• _WHAT TO PRODUCE_: Can you restate the records below word for word?

• _DATASET CONTENT_:
⟨

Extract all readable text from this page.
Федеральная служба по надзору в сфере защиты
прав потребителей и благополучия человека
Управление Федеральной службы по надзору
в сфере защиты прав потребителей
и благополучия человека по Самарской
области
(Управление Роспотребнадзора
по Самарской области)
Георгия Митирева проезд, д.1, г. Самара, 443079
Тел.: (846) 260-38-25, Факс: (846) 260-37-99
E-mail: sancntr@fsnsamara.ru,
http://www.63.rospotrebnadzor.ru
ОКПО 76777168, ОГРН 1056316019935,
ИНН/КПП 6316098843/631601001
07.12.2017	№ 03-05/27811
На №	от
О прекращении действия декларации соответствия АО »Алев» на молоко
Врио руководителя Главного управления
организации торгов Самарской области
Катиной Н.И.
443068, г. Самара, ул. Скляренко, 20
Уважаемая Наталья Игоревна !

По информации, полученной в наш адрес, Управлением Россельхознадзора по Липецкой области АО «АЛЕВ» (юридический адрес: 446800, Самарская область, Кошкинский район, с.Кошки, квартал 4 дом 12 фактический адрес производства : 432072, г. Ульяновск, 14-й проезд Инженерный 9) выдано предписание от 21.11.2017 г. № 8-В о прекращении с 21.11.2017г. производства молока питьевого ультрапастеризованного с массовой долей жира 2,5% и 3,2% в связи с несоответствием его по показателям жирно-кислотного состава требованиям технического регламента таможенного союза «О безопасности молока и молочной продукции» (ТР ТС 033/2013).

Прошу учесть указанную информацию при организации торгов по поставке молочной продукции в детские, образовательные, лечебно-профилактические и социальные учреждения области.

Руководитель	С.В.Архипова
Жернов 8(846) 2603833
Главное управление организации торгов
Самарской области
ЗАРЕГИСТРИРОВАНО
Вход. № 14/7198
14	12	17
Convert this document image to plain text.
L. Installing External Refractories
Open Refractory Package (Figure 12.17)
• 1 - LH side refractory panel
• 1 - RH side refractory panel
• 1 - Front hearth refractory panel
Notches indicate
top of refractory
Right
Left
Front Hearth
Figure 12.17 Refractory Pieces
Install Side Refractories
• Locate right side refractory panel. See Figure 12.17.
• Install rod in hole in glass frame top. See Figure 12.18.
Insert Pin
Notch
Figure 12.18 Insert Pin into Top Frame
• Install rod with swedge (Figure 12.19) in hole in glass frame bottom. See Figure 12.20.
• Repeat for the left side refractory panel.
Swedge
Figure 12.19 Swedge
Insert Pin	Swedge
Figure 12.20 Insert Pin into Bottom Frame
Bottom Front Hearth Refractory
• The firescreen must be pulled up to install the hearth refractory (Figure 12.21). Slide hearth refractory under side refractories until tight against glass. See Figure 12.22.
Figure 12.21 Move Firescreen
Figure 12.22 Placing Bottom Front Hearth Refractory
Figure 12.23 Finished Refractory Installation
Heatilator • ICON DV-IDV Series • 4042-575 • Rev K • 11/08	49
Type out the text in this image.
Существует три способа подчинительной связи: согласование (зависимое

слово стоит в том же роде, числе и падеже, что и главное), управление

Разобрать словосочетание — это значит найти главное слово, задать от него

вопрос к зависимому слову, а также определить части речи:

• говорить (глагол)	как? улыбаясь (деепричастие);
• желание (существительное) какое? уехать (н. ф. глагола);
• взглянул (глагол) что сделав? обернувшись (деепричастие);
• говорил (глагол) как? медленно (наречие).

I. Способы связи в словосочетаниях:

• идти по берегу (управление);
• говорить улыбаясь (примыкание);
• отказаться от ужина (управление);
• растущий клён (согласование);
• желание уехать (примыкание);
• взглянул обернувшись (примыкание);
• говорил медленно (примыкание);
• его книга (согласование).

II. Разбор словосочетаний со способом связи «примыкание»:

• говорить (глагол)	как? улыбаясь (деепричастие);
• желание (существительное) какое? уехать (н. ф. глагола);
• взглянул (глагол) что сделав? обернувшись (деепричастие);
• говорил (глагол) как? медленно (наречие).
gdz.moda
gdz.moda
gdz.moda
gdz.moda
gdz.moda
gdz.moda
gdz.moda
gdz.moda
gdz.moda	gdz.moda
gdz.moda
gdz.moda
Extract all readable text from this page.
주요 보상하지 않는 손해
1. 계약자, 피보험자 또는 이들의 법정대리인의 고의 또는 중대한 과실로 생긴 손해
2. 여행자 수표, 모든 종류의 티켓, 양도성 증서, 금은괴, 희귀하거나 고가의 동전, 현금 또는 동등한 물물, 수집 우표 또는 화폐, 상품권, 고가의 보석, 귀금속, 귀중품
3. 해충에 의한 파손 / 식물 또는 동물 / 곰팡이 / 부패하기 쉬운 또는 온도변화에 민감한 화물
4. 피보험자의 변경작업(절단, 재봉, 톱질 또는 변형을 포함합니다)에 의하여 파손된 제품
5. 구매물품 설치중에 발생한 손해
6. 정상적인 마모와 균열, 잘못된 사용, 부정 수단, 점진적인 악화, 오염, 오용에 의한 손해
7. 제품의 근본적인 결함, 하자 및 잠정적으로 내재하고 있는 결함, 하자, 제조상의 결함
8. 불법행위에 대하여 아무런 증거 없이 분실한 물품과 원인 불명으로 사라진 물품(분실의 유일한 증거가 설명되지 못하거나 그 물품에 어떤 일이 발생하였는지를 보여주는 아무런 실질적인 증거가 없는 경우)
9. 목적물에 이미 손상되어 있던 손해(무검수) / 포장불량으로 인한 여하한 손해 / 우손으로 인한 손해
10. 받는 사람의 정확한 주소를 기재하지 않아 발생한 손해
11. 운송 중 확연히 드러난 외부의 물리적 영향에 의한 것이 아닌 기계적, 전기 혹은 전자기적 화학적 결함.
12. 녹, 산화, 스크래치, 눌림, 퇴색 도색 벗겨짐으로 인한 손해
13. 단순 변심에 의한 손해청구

⟩

• _WRITTEN RESPONSE_:
Extract all readable text from this page.
Федеральная служба по надзору в сфере защиты
прав потребителей и благополучия человека
Управление Федеральной службы по надзору
в сфере защиты прав потребителей
и благополучия человека по Самарской
области
(Управление Роспотребнадзора
по Самарской области)
Георгия Митирева проезд, д.1, г. Самара, 443079
Тел.: (846) 260-38-25, Факс: (846) 260-37-99
E-mail: sancntr@fsnsamara.ru,
http://www.63.rospotrebnadzor.ru
ОКПО 76777168, ОГРН 1056316019935,
ИНН/КПП 6316098843/631601001
07.12.2017	№ 03-05/27811
На №	от
О прекращении действия декларации соответствия АО »Алев» на молоко
Врио руководителя Главного управления
организации торгов Самарской области
Катиной Н.И.
443068, г. Самара, ул. Скляренко, 20
Уважаемая Наталья Игоревна !

По информации, полученной в наш адрес, Управлением Россельхознадзора по Липецкой области АО «АЛЕВ» (юридический адрес: 446800, Самарская область, Кошкинский район, с.Кошки, квартал 4 дом 12 фактический адрес производства : 432072, г. Ульяновск, 14-й проезд Инженерный 9) выдано предписание от 21.11.2017 г. № 8-В о прекращении с 21.11.2017г. производства молока питьевого ультрапастеризованного с массовой долей жира 2,5% и 3,2% в связи с несоответствием его по показателям жирно-кислотного состава требованиям технического регламента таможенного союза «О безопасности молока и молочной продукции» (ТР ТС 033/2013).

Прошу учесть указанную информацию при организации торгов по поставке молочной продукции в детские, образовательные, лечебно-профилактические и социальные учреждения области.

Руководитель	С.В.Архипова
Жернов 8(846) 2603833
Главное управление организации торгов
Самарской области
ЗАРЕГИСТРИРОВАНО
Вход. № 14/7198
14	12	17
Convert this document image to plain text.
L. Installing External Refractories
Open Refractory Package (Figure 12.17)
• 1 - LH side refractory panel
• 1 - RH side refractory panel
• 1 - Front hearth refractory panel
Notches indicate
top of refractory
Right
Left
Front Hearth
Figure 12.17 Refractory Pieces
Install Side Refractories
• Locate right side refractory panel. See Figure 12.17.
• Install rod in hole in glass frame top. See Figure 12.18.
Insert Pin
Notch
Figure 12.18 Insert Pin into Top Frame
• Install rod with swedge (Figure 12.19) in hole in glass frame bottom. See Figure 12.20.
• Repeat for the left side refractory panel.
Swedge
Figure 12.19 Swedge
Insert Pin	Swedge
Figure 12.20 Insert Pin into Bottom Frame
Bottom Front Hearth Refractory
• The firescreen must be pulled up to install the hearth refractory (Figure 12.21). Slide hearth refractory under side refractories until tight against glass. See Figure 12.22.
Figure 12.21 Move Firescreen
Figure 12.22 Placing Bottom Front Hearth Refractory
Figure 12.23 Finished Refractory Installation
Heatilator • ICON DV-IDV Series • 4042-575 • Rev K • 11/08	49
Type out the text in this image.
Существует три способа подчинительной связи: согласование (зависимое

слово стоит в том же роде, числе и падеже, что и главное), управление

Разобрать словосочетание — это значит найти главное слово, задать от него

вопрос к зависимому слову, а также определить части речи:

• говорить (глагол)	как? улыбаясь (деепричастие);
• желание (существительное) какое? уехать (н. ф. глагола);
• взглянул (глагол) что сделав? обернувшись (деепричастие);
• говорил (глагол) как? медленно (наречие).

I. Способы связи в словосочетаниях:

• идти по берегу (управление);
• говорить улыбаясь (примыкание);
• отказаться от ужина (управление);
• растущий клён (согласование);
• желание уехать (примыкание);
• взглянул обернувшись (примыкание);
• говорил медленно (примыкание);
• его книга (согласование).

II. Разбор словосочетаний со способом связи «примыкание»:

• говорить (глагол)	как? улыбаясь (деепричастие);
• желание (существительное) какое? уехать (н. ф. глагола);
• взглянул (глагол) что сделав? обернувшись (деепричастие);
• говорил (глагол) как? медленно (наречие).
gdz.moda
gdz.moda
gdz.moda
gdz.moda
gdz.moda
gdz.moda
gdz.moda
gdz.moda
gdz.moda	gdz.moda
gdz.moda
gdz.moda
Extract all readable text from this page.
주요 보상하지 않는 손해
1. 계약자, 피보험자 또는 이들의 법정대리인의 고의 또는 중대한 과실로 생긴 손해
2. 여행자 수표, 모든 종류의 티켓, 양도성 증서, 금은괴, 희귀하거나 고가의 동전, 현금 또는 동등한 물물, 수집 우표 또는 화폐, 상품권, 고가의 보석, 귀금속, 귀중품
3. 해충에 의한 파손 / 식물 또는 동물 / 곰팡이 / 부패하기 쉬운 또는 온도변화에 민감한 화물
4. 피보험자의 변경작업(절단, 재봉, 톱질 또는 변형을 포함합니다)에 의하여 파손된 제품
5. 구매물품 설치중에 발생한 손해
6. 정상적인 마모와 균열, 잘못된 사용, 부정 수단, 점진적인 악화, 오염, 오용에 의한 손해
7. 제품의 근본적인 결함, 하자 및 잠정적으로 내재하고 있는 결함, 하자, 제조상의 결함
8. 불법행위에 대하여 아무런 증거 없이 분실한 물품과 원인 불명으로 사라진 물품(분실의 유일한 증거가 설명되지 못하거나 그 물품에 어떤 일이 발생하였는지를 보여주는 아무런 실질적인 증거가 없는 경우)
9. 목적물에 이미 손상되어 있던 손해(무검수) / 포장불량으로 인한 여하한 손해 / 우손으로 인한 손해
10. 받는 사람의 정확한 주소를 기재하지 않아 발생한 손해
11. 운송 중 확연히 드러난 외부의 물리적 영향에 의한 것이 아닌 기계적, 전기 혹은 전자기적 화학적 결함.
12. 녹, 산화, 스크래치, 눌림, 퇴색 도색 벗겨짐으로 인한 손해
13. 단순 변심에 의한 손해청구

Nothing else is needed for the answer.